Task objective —
What is the number of lines below that contain the string "bracteata"? Give it and nothing else.

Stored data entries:
++++++++++++++++++++

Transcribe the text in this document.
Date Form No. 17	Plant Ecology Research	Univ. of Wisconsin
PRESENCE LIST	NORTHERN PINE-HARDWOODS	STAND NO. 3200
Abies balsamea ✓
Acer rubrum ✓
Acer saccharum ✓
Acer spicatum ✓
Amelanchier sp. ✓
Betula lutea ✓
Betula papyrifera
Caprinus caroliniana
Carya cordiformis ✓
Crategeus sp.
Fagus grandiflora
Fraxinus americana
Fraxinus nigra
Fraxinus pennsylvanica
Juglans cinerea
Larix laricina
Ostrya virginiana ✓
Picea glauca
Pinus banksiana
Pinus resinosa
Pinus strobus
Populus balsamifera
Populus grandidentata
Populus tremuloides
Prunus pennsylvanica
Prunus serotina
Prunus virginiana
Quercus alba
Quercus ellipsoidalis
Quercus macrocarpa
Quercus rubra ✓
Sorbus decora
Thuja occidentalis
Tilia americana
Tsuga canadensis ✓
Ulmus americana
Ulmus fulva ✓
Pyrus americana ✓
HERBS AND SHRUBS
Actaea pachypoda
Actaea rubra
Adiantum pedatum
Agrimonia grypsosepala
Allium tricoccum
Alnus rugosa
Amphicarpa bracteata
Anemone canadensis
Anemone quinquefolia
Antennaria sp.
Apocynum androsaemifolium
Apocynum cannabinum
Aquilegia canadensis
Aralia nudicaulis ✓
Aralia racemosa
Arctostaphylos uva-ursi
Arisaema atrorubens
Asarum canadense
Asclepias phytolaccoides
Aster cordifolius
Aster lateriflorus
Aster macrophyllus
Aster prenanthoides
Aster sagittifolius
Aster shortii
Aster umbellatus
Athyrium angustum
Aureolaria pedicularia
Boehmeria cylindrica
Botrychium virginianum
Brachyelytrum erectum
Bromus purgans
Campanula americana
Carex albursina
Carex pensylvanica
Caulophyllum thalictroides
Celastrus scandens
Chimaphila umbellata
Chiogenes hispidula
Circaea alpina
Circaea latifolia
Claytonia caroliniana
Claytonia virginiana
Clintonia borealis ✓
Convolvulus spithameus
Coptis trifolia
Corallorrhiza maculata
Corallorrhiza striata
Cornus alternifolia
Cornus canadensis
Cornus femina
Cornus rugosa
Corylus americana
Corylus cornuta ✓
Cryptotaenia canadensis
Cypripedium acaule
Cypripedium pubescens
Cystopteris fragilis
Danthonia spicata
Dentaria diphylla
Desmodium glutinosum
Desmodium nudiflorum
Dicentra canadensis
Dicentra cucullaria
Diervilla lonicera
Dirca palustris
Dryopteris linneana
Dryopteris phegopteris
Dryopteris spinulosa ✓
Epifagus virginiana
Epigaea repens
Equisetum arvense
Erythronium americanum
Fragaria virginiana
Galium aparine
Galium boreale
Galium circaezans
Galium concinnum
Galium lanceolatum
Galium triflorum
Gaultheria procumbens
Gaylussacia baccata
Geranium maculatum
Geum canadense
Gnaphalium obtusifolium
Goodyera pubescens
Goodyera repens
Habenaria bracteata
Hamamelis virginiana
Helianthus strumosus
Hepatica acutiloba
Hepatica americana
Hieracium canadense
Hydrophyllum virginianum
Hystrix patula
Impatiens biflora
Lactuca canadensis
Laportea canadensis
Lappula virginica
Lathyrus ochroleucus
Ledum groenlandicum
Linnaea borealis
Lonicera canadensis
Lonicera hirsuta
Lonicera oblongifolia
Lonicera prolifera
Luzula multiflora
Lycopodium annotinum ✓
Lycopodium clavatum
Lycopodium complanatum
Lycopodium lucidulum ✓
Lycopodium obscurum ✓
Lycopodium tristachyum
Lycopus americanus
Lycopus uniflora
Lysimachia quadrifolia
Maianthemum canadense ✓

++++++++++++++++++++

Answer to this problem —
2